PROBLEM TO WORK ON: Please read the passage about Ezekiel below and answer: according to it, what is proximity not?

He was a prophet though the house was rebellious. Can the Lord find no better place for His prophets? Can He not make them a second garden? He made one: can He not make two? Can He not cause His prophet to stand in some high tower where he will be untainted by the pollution of place and time, and whence he can thunder out the Divine word? Has the prophet to mingle with the people, to live with them, to touch their corruptness, to feel the contagion of their evil manners? Might he not have a pedestal to himself? No. The Son of Man when He comes will go on eating and drinking, a social reformer, a brother, a fellow guest at tables; He will take the cup after we have partaken of it, and we may cut Him what morsel of bread He may eat, or He will hand them to us; He will be one of His fellowcreatures. And yet Ezekiel was a prophet. So is the Son of Man. Nothing could mingle Ezekiel with the rebellious house, so as to be unable to distinguish between the one and the other. Proximity is not identification. We may sit close to a murderer, and be quite distinct from him as to all our proclivities, and desires, and aspirations. We need not be corrupt because we live in a corrupt age; we need not go down because the neighbourhood is bad. It is poor pleading, it is irreligious and inexcusable defence, which says it could not resist atmospheric pressure, the subtle influence of social custom and habitude. It is the business of a prophet to stand right up from them, apart from them, and yet to be so near as to be able to teach them, exhort them, rebuke them, and comfort them, when they turn their face but a point towards the throne, the Cross, and the promised heaven.

(J. Parker, D. D.)

SOURCE EXCERPT:
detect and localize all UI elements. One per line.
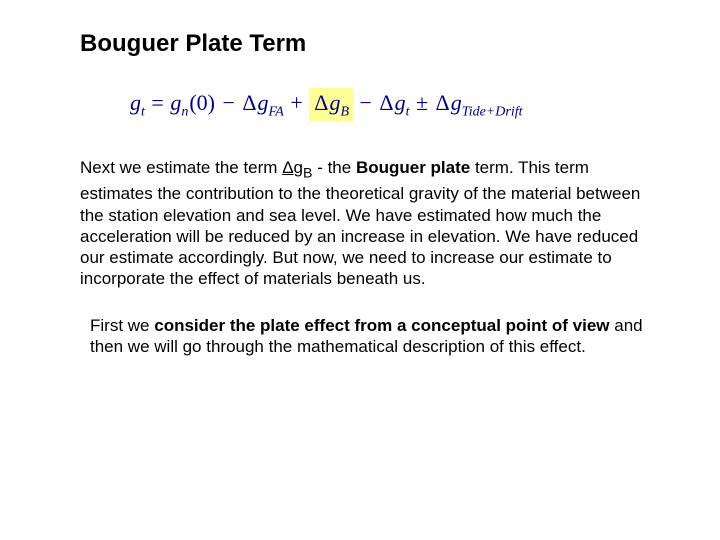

RESULT FOR THIS TASK: Proximity is not identification.